[Entries from a dataset]
--- start ---

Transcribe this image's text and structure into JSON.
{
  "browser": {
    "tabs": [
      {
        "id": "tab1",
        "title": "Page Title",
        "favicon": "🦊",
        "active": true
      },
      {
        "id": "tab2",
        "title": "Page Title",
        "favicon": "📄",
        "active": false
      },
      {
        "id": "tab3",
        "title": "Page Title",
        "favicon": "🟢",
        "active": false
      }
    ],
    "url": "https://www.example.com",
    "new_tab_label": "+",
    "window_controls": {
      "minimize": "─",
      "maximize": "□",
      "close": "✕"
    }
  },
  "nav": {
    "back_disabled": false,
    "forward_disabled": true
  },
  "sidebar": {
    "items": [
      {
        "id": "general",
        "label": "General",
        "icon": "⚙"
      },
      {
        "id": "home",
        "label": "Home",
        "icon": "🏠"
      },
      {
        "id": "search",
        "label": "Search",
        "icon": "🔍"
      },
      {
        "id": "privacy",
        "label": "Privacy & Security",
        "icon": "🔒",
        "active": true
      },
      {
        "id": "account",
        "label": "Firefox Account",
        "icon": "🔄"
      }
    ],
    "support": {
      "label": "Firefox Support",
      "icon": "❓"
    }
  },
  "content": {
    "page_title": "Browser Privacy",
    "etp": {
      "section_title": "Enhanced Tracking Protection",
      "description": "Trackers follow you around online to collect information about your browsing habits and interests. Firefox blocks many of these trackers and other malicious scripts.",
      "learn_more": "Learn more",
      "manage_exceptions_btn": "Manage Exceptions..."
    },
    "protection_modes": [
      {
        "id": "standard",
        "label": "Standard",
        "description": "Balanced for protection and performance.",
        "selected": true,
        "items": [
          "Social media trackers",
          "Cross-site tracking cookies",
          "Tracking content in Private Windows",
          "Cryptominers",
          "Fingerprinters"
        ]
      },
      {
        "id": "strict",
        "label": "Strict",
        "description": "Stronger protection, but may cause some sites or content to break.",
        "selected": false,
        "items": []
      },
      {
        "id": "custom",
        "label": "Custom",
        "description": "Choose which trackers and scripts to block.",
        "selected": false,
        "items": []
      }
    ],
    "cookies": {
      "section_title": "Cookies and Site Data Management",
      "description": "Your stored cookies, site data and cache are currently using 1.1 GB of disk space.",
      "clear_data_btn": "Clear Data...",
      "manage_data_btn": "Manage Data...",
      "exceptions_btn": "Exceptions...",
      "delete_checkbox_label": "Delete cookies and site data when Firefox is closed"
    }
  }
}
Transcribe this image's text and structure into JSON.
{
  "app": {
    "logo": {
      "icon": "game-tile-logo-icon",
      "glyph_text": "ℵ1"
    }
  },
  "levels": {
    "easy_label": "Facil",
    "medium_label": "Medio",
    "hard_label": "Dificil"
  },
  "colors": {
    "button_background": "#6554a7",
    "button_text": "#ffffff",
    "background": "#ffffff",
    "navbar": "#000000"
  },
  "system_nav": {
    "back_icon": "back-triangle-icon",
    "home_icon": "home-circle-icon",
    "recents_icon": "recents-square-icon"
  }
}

--- end ---

Objective:
Give all the entries again exactly; leave none out.

Full output:
Transcribe this image's text and structure into JSON.
{
  "browser": {
    "tabs": [
      {
        "id": "tab1",
        "title": "Page Title",
        "favicon": "🦊",
        "active": true
      },
      {
        "id": "tab2",
        "title": "Page Title",
        "favicon": "📄",
        "active": false
      },
      {
        "id": "tab3",
        "title": "Page Title",
        "favicon": "🟢",
        "active": false
      }
    ],
    "url": "https://www.example.com",
    "new_tab_label": "+",
    "window_controls": {
      "minimize": "─",
      "maximize": "□",
      "close": "✕"
    }
  },
  "nav": {
    "back_disabled": false,
    "forward_disabled": true
  },
  "sidebar": {
    "items": [
      {
        "id": "general",
        "label": "General",
        "icon": "⚙"
      },
      {
        "id": "home",
        "label": "Home",
        "icon": "🏠"
      },
      {
        "id": "search",
        "label": "Search",
        "icon": "🔍"
      },
      {
        "id": "privacy",
        "label": "Privacy & Security",
        "icon": "🔒",
        "active": true
      },
      {
        "id": "account",
        "label": "Firefox Account",
        "icon": "🔄"
      }
    ],
    "support": {
      "label": "Firefox Support",
      "icon": "❓"
    }
  },
  "content": {
    "page_title": "Browser Privacy",
    "etp": {
      "section_title": "Enhanced Tracking Protection",
      "description": "Trackers follow you around online to collect information about your browsing habits and interests. Firefox blocks many of these trackers and other malicious scripts.",
      "learn_more": "Learn more",
      "manage_exceptions_btn": "Manage Exceptions..."
    },
    "protection_modes": [
      {
        "id": "standard",
        "label": "Standard",
        "description": "Balanced for protection and performance.",
        "selected": true,
        "items": [
          "Social media trackers",
          "Cross-site tracking cookies",
          "Tracking content in Private Windows",
          "Cryptominers",
          "Fingerprinters"
        ]
      },
      {
        "id": "strict",
        "label": "Strict",
        "description": "Stronger protection, but may cause some sites or content to break.",
        "selected": false,
        "items": []
      },
      {
        "id": "custom",
        "label": "Custom",
        "description": "Choose which trackers and scripts to block.",
        "selected": false,
        "items": []
      }
    ],
    "cookies": {
      "section_title": "Cookies and Site Data Management",
      "description": "Your stored cookies, site data and cache are currently using 1.1 GB of disk space.",
      "clear_data_btn": "Clear Data...",
      "manage_data_btn": "Manage Data...",
      "exceptions_btn": "Exceptions...",
      "delete_checkbox_label": "Delete cookies and site data when Firefox is closed"
    }
  }
}
Transcribe this image's text and structure into JSON.
{
  "app": {
    "logo": {
      "icon": "game-tile-logo-icon",
      "glyph_text": "ℵ1"
    }
  },
  "levels": {
    "easy_label": "Facil",
    "medium_label": "Medio",
    "hard_label": "Dificil"
  },
  "colors": {
    "button_background": "#6554a7",
    "button_text": "#ffffff",
    "background": "#ffffff",
    "navbar": "#000000"
  },
  "system_nav": {
    "back_icon": "back-triangle-icon",
    "home_icon": "home-circle-icon",
    "recents_icon": "recents-square-icon"
  }
}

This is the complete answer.